[SHORT EXERCISE]
Transcribe all the records exactly and omit any images they hold.

[EXTRACTED RECORDS]
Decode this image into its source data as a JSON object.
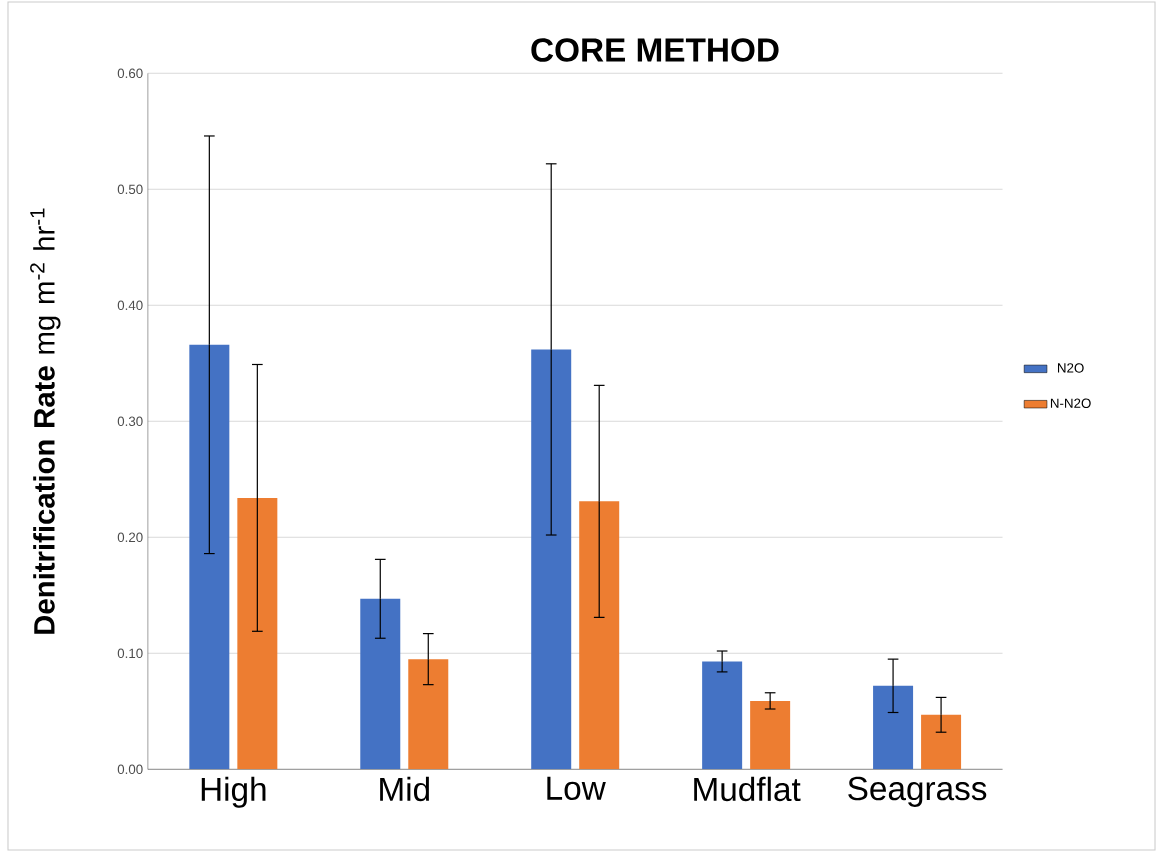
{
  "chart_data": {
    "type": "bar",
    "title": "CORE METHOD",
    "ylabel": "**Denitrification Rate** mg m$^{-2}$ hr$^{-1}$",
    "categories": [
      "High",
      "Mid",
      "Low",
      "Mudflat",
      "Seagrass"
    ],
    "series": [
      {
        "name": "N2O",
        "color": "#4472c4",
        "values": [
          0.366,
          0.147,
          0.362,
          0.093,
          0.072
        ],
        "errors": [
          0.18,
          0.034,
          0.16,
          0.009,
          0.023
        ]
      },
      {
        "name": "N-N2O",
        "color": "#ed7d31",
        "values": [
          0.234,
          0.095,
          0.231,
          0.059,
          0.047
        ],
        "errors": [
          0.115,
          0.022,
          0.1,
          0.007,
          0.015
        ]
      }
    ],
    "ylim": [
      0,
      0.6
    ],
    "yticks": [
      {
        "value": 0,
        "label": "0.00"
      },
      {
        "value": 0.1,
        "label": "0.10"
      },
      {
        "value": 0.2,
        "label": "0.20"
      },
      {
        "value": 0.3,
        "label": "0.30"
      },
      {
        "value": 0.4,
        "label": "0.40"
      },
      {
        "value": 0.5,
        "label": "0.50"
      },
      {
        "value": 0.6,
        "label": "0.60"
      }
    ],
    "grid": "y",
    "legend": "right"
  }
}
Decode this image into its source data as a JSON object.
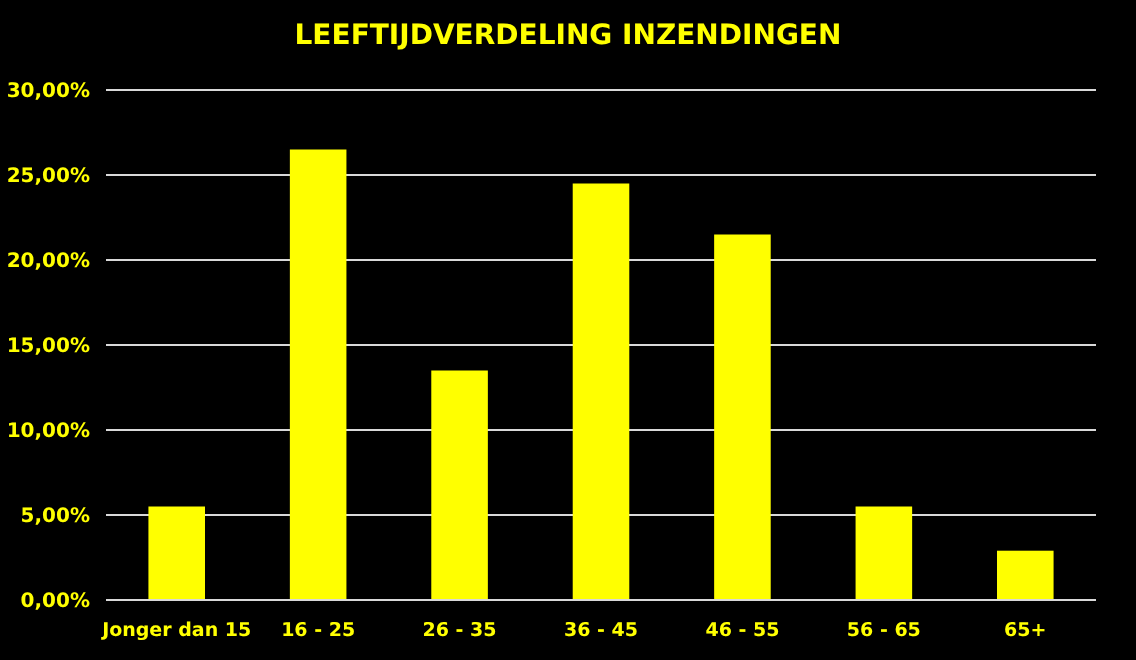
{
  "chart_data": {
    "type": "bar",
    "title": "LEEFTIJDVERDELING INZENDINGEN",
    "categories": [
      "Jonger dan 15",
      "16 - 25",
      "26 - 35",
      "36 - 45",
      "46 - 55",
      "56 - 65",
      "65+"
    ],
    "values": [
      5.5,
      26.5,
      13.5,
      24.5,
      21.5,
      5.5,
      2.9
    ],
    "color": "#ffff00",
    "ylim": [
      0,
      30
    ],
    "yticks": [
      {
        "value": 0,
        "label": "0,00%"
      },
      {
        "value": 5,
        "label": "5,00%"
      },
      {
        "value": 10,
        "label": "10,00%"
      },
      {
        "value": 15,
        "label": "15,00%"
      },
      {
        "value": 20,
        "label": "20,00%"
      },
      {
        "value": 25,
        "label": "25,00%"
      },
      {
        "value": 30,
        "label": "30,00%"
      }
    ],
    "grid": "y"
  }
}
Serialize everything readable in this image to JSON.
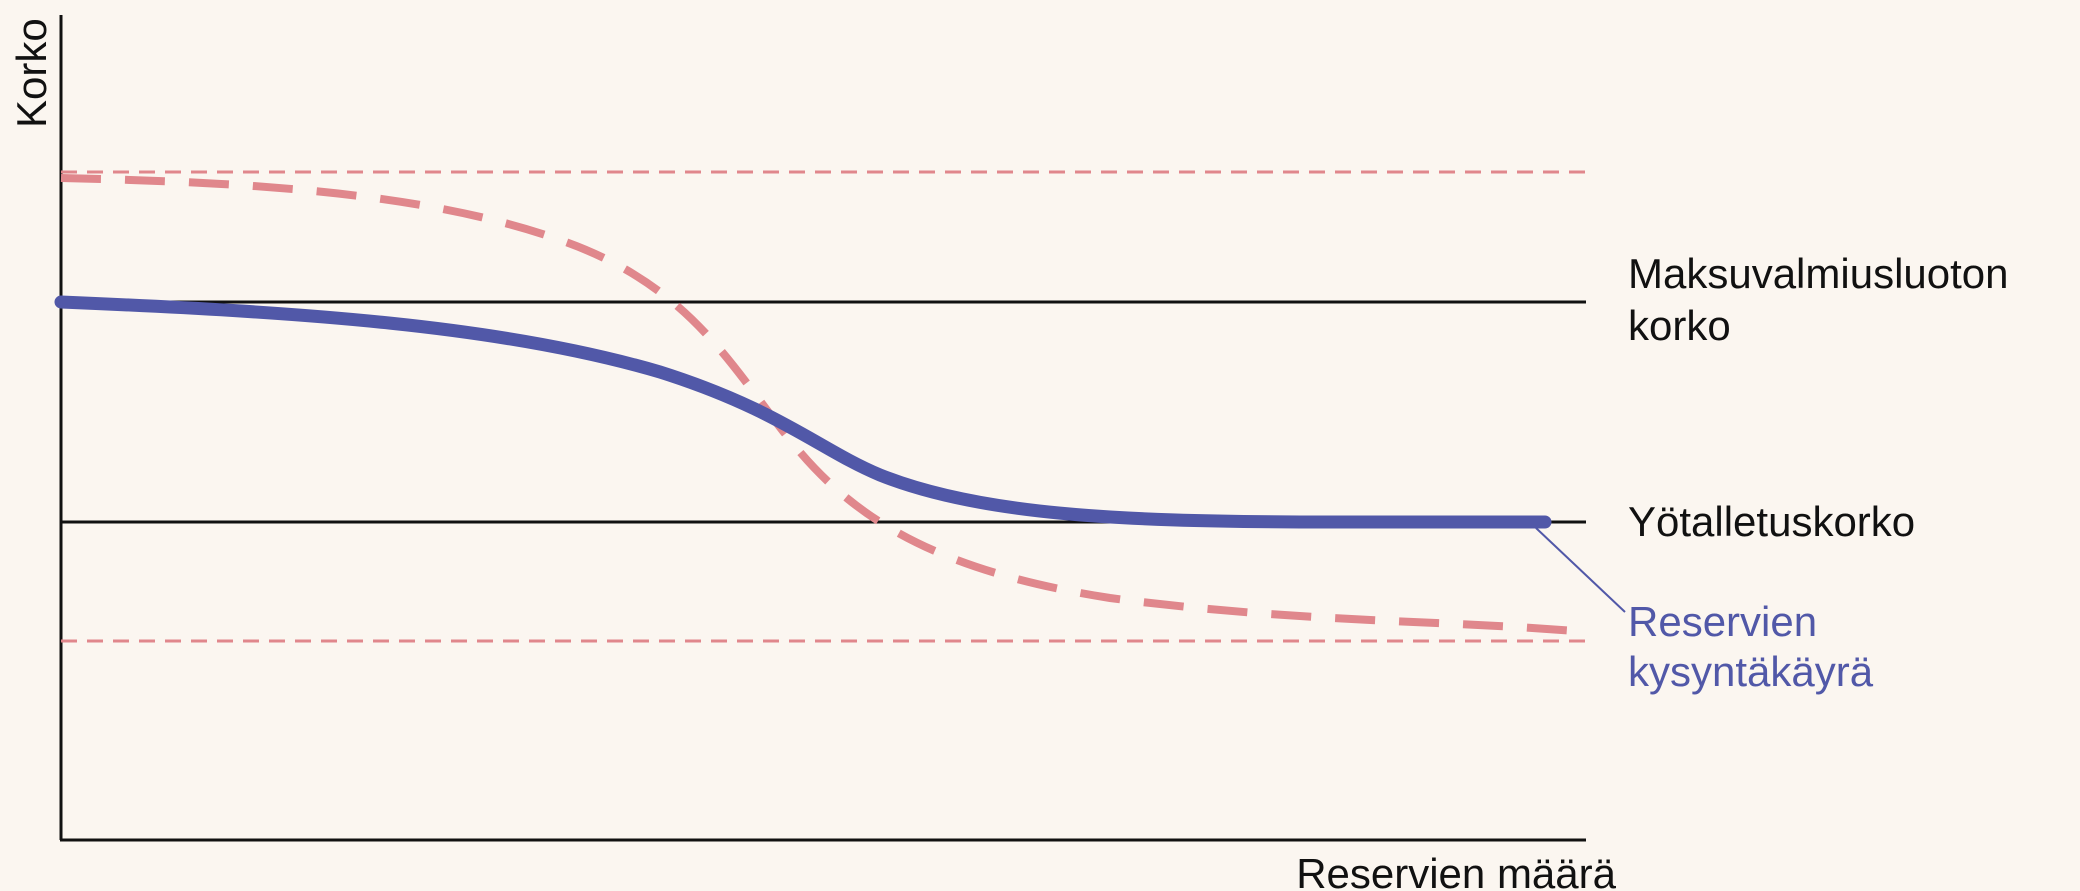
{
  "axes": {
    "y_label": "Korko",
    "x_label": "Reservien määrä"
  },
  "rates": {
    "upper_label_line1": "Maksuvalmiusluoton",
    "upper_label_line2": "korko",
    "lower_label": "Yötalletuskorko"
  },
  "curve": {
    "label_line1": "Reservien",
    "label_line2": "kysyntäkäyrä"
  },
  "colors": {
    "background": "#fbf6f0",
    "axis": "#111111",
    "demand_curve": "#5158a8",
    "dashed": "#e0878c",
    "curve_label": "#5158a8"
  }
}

[THE RESPONSE]
Decode this image into its source data as a JSON object.
{
  "chart_data": {
    "type": "bar",
    "title": "CORE METHOD",
    "ylabel": "**Denitrification Rate** mg m$^{-2}$ hr$^{-1}$",
    "categories": [
      "High",
      "Mid",
      "Low",
      "Mudflat",
      "Seagrass"
    ],
    "series": [
      {
        "name": "N2O",
        "color": "#4472c4",
        "values": [
          0.366,
          0.147,
          0.362,
          0.093,
          0.072
        ],
        "errors": [
          0.18,
          0.034,
          0.16,
          0.009,
          0.023
        ]
      },
      {
        "name": "N-N2O",
        "color": "#ed7d31",
        "values": [
          0.234,
          0.095,
          0.231,
          0.059,
          0.047
        ],
        "errors": [
          0.115,
          0.022,
          0.1,
          0.007,
          0.015
        ]
      }
    ],
    "ylim": [
      0,
      0.6
    ],
    "yticks": [
      {
        "value": 0,
        "label": "0.00"
      },
      {
        "value": 0.1,
        "label": "0.10"
      },
      {
        "value": 0.2,
        "label": "0.20"
      },
      {
        "value": 0.3,
        "label": "0.30"
      },
      {
        "value": 0.4,
        "label": "0.40"
      },
      {
        "value": 0.5,
        "label": "0.50"
      },
      {
        "value": 0.6,
        "label": "0.60"
      }
    ],
    "grid": "y",
    "legend": "right"
  }
}
Decode this image into its source data as a JSON object.
{
  "chart_data": {
    "type": "bar",
    "title": "LEEFTIJDVERDELING INZENDINGEN",
    "categories": [
      "Jonger dan 15",
      "16 - 25",
      "26 - 35",
      "36 - 45",
      "46 - 55",
      "56 - 65",
      "65+"
    ],
    "values": [
      5.5,
      26.5,
      13.5,
      24.5,
      21.5,
      5.5,
      2.9
    ],
    "color": "#ffff00",
    "ylim": [
      0,
      30
    ],
    "yticks": [
      {
        "value": 0,
        "label": "0,00%"
      },
      {
        "value": 5,
        "label": "5,00%"
      },
      {
        "value": 10,
        "label": "10,00%"
      },
      {
        "value": 15,
        "label": "15,00%"
      },
      {
        "value": 20,
        "label": "20,00%"
      },
      {
        "value": 25,
        "label": "25,00%"
      },
      {
        "value": 30,
        "label": "30,00%"
      }
    ],
    "grid": "y"
  }
}
Serialize everything readable in this image to JSON.
{
  "axes": {
    "y_label": "Korko",
    "x_label": "Reservien määrä"
  },
  "rates": {
    "upper_label_line1": "Maksuvalmiusluoton",
    "upper_label_line2": "korko",
    "lower_label": "Yötalletuskorko"
  },
  "curve": {
    "label_line1": "Reservien",
    "label_line2": "kysyntäkäyrä"
  },
  "colors": {
    "background": "#fbf6f0",
    "axis": "#111111",
    "demand_curve": "#5158a8",
    "dashed": "#e0878c",
    "curve_label": "#5158a8"
  }
}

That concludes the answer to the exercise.